<<<<

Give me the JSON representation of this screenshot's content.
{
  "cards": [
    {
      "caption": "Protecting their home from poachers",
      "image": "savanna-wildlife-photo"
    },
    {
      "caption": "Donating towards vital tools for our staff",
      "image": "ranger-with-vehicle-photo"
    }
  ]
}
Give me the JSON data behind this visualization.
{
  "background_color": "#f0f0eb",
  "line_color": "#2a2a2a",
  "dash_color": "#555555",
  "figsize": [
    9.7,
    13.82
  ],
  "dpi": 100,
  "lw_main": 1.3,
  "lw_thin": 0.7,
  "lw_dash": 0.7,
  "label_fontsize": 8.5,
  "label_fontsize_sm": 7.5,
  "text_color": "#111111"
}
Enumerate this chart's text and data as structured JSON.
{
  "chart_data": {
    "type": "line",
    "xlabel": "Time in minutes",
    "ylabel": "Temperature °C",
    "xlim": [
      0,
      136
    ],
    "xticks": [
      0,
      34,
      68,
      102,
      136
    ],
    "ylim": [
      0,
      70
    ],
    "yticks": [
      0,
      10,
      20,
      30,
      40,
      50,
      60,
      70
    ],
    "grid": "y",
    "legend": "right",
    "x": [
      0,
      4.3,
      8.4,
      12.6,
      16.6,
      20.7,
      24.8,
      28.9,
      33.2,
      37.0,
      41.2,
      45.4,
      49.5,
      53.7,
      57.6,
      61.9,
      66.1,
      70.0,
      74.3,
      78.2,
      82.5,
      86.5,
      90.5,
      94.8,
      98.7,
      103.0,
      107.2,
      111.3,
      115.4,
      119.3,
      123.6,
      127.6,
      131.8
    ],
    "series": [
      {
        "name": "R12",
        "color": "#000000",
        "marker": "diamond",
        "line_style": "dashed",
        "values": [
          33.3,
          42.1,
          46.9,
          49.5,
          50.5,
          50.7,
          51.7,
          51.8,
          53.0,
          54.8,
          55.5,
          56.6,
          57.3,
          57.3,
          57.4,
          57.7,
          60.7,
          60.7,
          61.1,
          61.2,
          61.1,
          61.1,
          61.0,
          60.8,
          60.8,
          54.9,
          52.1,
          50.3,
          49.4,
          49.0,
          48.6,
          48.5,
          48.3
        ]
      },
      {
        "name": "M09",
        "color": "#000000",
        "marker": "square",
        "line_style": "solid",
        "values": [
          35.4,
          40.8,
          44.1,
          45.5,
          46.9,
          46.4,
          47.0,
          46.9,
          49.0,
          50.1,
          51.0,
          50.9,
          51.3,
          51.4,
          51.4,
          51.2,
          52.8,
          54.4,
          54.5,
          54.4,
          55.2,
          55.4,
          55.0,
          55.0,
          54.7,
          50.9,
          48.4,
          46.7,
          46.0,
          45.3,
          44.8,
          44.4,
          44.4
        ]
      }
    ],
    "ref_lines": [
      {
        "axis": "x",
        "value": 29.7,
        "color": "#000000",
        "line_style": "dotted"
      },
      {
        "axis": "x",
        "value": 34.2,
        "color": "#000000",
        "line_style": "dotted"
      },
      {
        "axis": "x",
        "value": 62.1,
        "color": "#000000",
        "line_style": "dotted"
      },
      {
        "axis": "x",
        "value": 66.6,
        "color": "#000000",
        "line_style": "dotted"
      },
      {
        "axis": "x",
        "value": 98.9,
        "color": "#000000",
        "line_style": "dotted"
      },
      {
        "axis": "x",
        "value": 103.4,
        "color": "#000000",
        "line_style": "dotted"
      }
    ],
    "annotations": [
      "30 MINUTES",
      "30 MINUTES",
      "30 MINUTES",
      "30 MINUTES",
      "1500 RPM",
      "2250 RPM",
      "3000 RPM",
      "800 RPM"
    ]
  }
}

>>>>

— Task directions —
Return the entries above exactly as they appear.

— Complete response —
Give me the JSON representation of this screenshot's content.
{
  "cards": [
    {
      "caption": "Protecting their home from poachers",
      "image": "savanna-wildlife-photo"
    },
    {
      "caption": "Donating towards vital tools for our staff",
      "image": "ranger-with-vehicle-photo"
    }
  ]
}
Give me the JSON data behind this visualization.
{
  "background_color": "#f0f0eb",
  "line_color": "#2a2a2a",
  "dash_color": "#555555",
  "figsize": [
    9.7,
    13.82
  ],
  "dpi": 100,
  "lw_main": 1.3,
  "lw_thin": 0.7,
  "lw_dash": 0.7,
  "label_fontsize": 8.5,
  "label_fontsize_sm": 7.5,
  "text_color": "#111111"
}
Enumerate this chart's text and data as structured JSON.
{
  "chart_data": {
    "type": "line",
    "xlabel": "Time in minutes",
    "ylabel": "Temperature °C",
    "xlim": [
      0,
      136
    ],
    "xticks": [
      0,
      34,
      68,
      102,
      136
    ],
    "ylim": [
      0,
      70
    ],
    "yticks": [
      0,
      10,
      20,
      30,
      40,
      50,
      60,
      70
    ],
    "grid": "y",
    "legend": "right",
    "x": [
      0,
      4.3,
      8.4,
      12.6,
      16.6,
      20.7,
      24.8,
      28.9,
      33.2,
      37.0,
      41.2,
      45.4,
      49.5,
      53.7,
      57.6,
      61.9,
      66.1,
      70.0,
      74.3,
      78.2,
      82.5,
      86.5,
      90.5,
      94.8,
      98.7,
      103.0,
      107.2,
      111.3,
      115.4,
      119.3,
      123.6,
      127.6,
      131.8
    ],
    "series": [
      {
        "name": "R12",
        "color": "#000000",
        "marker": "diamond",
        "line_style": "dashed",
        "values": [
          33.3,
          42.1,
          46.9,
          49.5,
          50.5,
          50.7,
          51.7,
          51.8,
          53.0,
          54.8,
          55.5,
          56.6,
          57.3,
          57.3,
          57.4,
          57.7,
          60.7,
          60.7,
          61.1,
          61.2,
          61.1,
          61.1,
          61.0,
          60.8,
          60.8,
          54.9,
          52.1,
          50.3,
          49.4,
          49.0,
          48.6,
          48.5,
          48.3
        ]
      },
      {
        "name": "M09",
        "color": "#000000",
        "marker": "square",
        "line_style": "solid",
        "values": [
          35.4,
          40.8,
          44.1,
          45.5,
          46.9,
          46.4,
          47.0,
          46.9,
          49.0,
          50.1,
          51.0,
          50.9,
          51.3,
          51.4,
          51.4,
          51.2,
          52.8,
          54.4,
          54.5,
          54.4,
          55.2,
          55.4,
          55.0,
          55.0,
          54.7,
          50.9,
          48.4,
          46.7,
          46.0,
          45.3,
          44.8,
          44.4,
          44.4
        ]
      }
    ],
    "ref_lines": [
      {
        "axis": "x",
        "value": 29.7,
        "color": "#000000",
        "line_style": "dotted"
      },
      {
        "axis": "x",
        "value": 34.2,
        "color": "#000000",
        "line_style": "dotted"
      },
      {
        "axis": "x",
        "value": 62.1,
        "color": "#000000",
        "line_style": "dotted"
      },
      {
        "axis": "x",
        "value": 66.6,
        "color": "#000000",
        "line_style": "dotted"
      },
      {
        "axis": "x",
        "value": 98.9,
        "color": "#000000",
        "line_style": "dotted"
      },
      {
        "axis": "x",
        "value": 103.4,
        "color": "#000000",
        "line_style": "dotted"
      }
    ],
    "annotations": [
      "30 MINUTES",
      "30 MINUTES",
      "30 MINUTES",
      "30 MINUTES",
      "1500 RPM",
      "2250 RPM",
      "3000 RPM",
      "800 RPM"
    ]
  }
}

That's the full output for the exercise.